# PROBLEM DETAILS
Continue the Stoops v. Commonwealth court opinion below from its final sentence.

# PAGE TEXT
┄┄┄┄┄┄┄┄┄┄┄┄┄┄┄┄┄┄┄┄
Stoops v. Commonwealth
This text of 7 Serg. & Rawle 491 (Stoops v. Commonwealth) is published on Counsel Stack Legal Research, covering Supreme Court of Pennsylvania primary law. Counsel Stack provides free access to over 12 million legal documents including statutes, case law, regulations, and constitutions.
Opinion
The opinion of the Court was delivered by
Charles Loring, James Mitchell, Charles A, Mitchell, Filatio Russell, Solomon Price, Adam Stoops and •- Cook, were indicted for burglary, and Margaret Stoops and Ann Carson, plaintiffs in error, with Elizabeth Mitchell and Henry Parmelc were indicted as accessaries before and after the fact, to all the principals. Loring and Russell pleaded guilty, James Mitchell and Charles A. Mitchell not guilty. Price, Stoops and Cook were never tried or arraigned. The plaintiffs in error were afterwards tried as accessaries. Margaret Stoops was convicted as accessary both before and after, Ann Carson of being accessary after. Elizabeth Mitchell and Henry Parmelé were acquitted.
┄┄┄┄┄┄┄┄┄┄┄┄┄┄┄┄┄┄┄┄
# DATASET SECTION

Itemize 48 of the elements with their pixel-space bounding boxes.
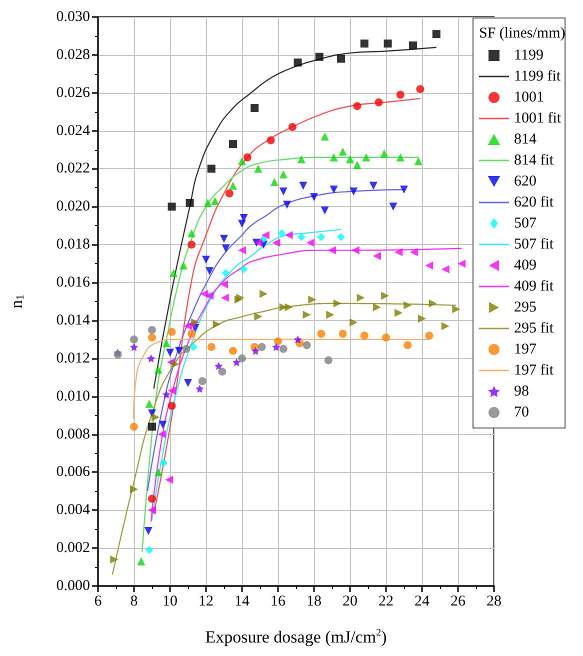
┄┄┄┄┄┄┄┄┄┄┄┄┄┄┄┄┄┄┄┄
# REPLY
The errors assigned are—1. That accessaries were tried and convicted before conviction of all the principals.
2. They were tried as accessaries of principals who had neither been outlawed, arraigned or convicted.
3. The indictment charges two felonies, and the plaintiffs in error were charged as accessaries to the felony aforesaid.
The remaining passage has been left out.